So that's connected to that as well as one example of that. And the last silent home pillar is chaos and control. And that is about making room for dynamism and destruction, for example, by having an art style that is uncluttered and kind of sleek and clean. So those are some examples of how I sort of approached the art direction of the game. And as you can tell, it's sort of connected all the way up to the top. So that's kind of what I've been trying to do, sort of lay a puzzle almost that connects all the way down into the different craft directions.

Dusty (12:28)

Excellent and thank you. And I have another one for you right away. Loaf of Bread and longtime Discord user G Toast asks how do you approach making a game set in the future? And as a bonus, he asks, whose idea was it to have a spokes egg? And I think he's referring to the Namantama.

Gustav (12:50)

Yeah. Setting it in the future. I think that made sense given that it's a game show in a sort of a virtual reality setting that that technology doesn't quite exist today. And so putting in the future kind of makes sense. It also gives us a lot of flexibility. We can go all the way from present day back into history and also go forward into the future as well, which is quite nice. And the inspiration for Nama Tama originally came from sports mascots and also the need to contrast the action and violence in the game with fun and playful elements. So the coin death is kind of a similar thing. You can say Nama Tama is an embodiment of the appeal and brutality pillar that I just talked about. A very cute and sort of friendly character that gets brutally crushed from time to time. But it's okay. Tama always comes back healthy and happy. So it's almost like a form of symbolism that this is VR and things can get destroyed, but they always come back shiny and new again, so there's nothing to worry about.

> PROVIDED MATERIAL

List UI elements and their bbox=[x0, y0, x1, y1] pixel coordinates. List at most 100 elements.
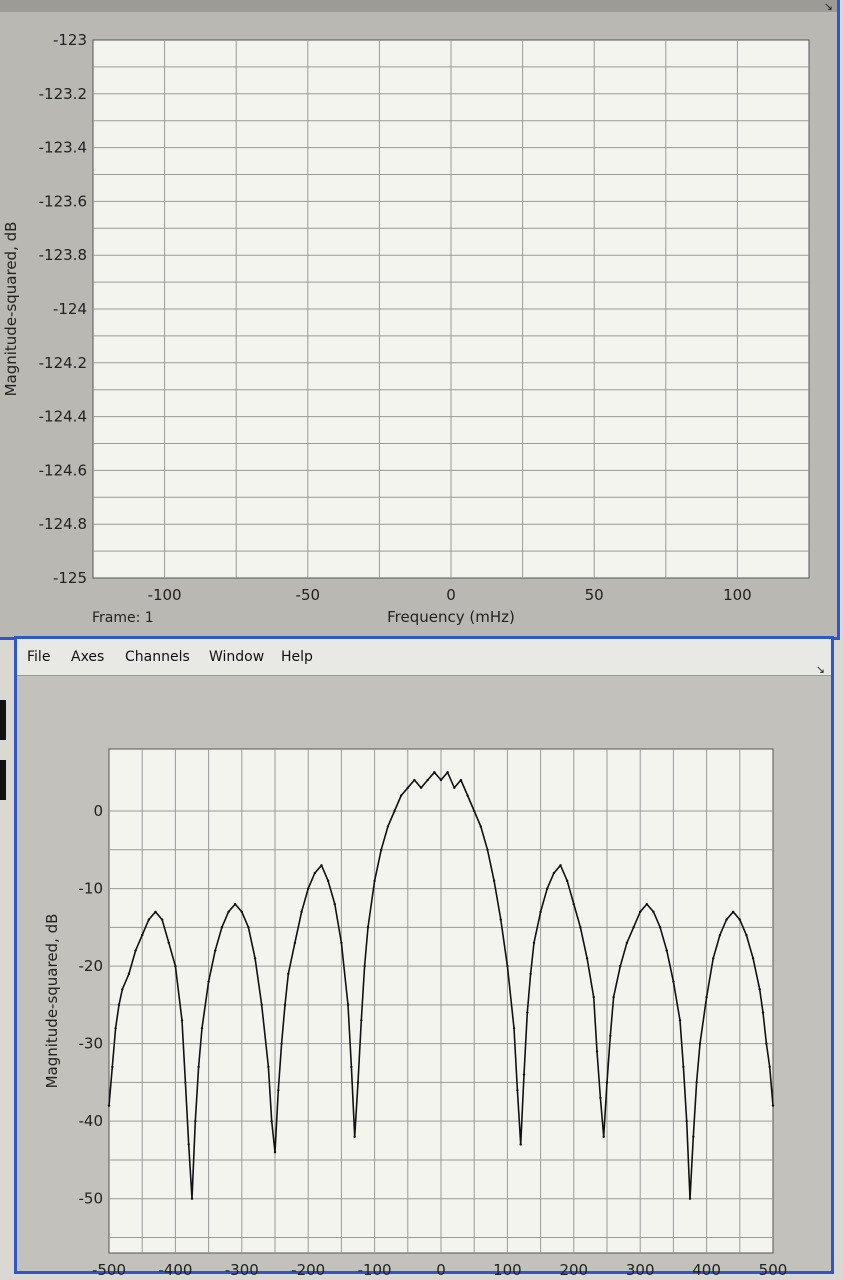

> INSTRUCTION
Reproduce word for word the part of the game interview transcript starting with "Excellent and thank" and going on through "to the Namantama.".

> TASK RESULT
Excellent and thank you. And I have another one for you right away. Loaf of Bread and longtime Discord user G Toast asks how do you approach making a game set in the future? And as a bonus, he asks, whose idea was it to have a spokes egg? And I think he's referring to the Namantama.